> _Goal of the exercise_
Scan the records below for lines with the word "levanta", then state how many you find and nothing else.

> _Listing_
+-------+
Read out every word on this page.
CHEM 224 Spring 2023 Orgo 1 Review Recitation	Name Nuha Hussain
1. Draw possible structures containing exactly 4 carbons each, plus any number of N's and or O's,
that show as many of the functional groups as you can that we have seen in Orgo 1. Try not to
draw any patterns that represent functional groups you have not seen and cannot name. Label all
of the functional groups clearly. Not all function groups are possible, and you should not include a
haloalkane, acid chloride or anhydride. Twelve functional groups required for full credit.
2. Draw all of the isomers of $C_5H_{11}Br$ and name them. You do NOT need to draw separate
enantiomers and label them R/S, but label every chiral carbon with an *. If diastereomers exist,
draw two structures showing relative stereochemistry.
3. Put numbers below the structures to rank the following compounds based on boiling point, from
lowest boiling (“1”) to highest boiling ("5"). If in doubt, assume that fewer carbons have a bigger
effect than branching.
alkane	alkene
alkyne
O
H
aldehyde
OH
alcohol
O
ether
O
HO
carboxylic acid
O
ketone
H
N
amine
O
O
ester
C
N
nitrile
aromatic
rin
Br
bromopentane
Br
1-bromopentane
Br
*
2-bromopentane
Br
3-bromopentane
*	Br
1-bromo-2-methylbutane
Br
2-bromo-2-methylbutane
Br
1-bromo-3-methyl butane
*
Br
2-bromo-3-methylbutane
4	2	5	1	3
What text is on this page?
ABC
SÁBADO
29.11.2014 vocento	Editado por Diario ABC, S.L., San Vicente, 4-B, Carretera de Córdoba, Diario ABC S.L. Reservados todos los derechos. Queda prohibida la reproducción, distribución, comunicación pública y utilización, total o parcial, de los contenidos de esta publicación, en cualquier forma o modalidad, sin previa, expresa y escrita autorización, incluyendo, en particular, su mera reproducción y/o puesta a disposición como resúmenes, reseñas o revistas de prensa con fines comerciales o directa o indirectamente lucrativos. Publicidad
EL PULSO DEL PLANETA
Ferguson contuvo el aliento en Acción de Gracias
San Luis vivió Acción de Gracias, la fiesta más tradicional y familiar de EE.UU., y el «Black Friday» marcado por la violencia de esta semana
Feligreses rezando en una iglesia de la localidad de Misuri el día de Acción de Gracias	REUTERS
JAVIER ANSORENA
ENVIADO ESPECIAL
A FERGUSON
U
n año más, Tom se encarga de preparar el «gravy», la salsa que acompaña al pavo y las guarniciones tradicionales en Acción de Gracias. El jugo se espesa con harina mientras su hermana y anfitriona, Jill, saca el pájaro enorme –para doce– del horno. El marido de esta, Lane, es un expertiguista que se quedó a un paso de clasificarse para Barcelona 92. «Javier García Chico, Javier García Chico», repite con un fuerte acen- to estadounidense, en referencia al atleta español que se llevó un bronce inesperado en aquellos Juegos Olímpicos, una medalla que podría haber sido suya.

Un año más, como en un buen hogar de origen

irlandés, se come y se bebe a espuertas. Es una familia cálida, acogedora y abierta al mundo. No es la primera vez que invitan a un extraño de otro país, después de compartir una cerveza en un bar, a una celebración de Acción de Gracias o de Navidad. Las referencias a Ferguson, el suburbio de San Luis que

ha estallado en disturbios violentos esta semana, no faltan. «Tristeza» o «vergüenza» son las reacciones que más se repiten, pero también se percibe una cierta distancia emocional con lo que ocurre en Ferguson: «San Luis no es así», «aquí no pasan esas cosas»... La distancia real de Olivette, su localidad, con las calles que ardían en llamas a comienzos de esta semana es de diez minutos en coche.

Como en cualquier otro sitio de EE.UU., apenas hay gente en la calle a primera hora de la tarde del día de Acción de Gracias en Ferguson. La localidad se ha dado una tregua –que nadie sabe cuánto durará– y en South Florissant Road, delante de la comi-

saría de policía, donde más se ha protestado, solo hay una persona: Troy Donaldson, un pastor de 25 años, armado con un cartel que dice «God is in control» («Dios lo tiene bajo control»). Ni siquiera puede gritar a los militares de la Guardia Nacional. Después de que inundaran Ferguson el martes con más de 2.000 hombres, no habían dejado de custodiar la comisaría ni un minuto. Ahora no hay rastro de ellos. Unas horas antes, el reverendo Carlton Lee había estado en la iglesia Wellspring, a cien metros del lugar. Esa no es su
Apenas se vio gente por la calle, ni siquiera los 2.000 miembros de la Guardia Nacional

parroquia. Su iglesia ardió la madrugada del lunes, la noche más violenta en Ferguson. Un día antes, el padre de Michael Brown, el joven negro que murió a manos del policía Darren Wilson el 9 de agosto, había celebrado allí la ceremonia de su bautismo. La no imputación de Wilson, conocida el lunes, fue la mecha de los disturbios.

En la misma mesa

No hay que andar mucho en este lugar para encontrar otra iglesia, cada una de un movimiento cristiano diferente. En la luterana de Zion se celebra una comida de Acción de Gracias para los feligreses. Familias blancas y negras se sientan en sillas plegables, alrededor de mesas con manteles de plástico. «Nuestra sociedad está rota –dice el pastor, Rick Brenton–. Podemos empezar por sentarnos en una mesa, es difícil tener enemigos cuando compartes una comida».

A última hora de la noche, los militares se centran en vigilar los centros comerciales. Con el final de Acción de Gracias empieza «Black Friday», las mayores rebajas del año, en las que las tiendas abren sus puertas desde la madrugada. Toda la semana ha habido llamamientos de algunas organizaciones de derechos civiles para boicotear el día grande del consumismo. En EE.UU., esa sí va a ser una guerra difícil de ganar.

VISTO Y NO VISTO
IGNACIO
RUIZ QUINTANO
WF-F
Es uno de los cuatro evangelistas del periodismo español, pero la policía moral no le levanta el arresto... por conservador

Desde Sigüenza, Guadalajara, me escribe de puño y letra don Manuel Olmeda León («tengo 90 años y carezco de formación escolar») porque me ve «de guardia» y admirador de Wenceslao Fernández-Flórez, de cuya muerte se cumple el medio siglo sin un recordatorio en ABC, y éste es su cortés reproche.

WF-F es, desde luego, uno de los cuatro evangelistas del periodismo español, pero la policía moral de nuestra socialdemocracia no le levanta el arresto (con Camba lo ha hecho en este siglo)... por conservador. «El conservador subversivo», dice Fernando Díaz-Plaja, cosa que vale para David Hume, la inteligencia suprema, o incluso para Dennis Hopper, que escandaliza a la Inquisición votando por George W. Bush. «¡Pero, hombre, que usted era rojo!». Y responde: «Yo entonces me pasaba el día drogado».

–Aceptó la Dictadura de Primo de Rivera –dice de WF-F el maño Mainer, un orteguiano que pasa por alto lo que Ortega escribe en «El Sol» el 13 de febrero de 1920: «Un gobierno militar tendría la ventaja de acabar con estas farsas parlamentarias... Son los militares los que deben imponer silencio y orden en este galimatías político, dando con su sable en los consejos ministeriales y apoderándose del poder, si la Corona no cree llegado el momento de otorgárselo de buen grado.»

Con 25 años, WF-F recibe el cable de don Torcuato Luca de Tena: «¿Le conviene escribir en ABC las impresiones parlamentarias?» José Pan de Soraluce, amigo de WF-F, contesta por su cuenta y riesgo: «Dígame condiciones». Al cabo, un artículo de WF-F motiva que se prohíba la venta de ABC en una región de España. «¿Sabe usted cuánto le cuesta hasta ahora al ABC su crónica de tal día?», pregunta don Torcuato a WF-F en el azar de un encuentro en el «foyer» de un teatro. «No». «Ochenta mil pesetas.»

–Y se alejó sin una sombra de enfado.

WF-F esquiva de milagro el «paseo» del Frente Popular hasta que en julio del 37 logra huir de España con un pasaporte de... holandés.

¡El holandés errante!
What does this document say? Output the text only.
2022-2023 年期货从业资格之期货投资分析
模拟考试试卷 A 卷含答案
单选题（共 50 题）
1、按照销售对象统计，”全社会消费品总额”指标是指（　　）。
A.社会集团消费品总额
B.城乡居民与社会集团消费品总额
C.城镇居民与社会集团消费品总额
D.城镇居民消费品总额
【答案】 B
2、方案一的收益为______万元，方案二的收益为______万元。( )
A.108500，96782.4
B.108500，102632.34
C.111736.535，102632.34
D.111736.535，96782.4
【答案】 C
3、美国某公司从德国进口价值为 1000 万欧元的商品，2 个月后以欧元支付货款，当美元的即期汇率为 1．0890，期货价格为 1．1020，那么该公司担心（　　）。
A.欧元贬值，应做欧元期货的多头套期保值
+-------+
> _Worked solution_
2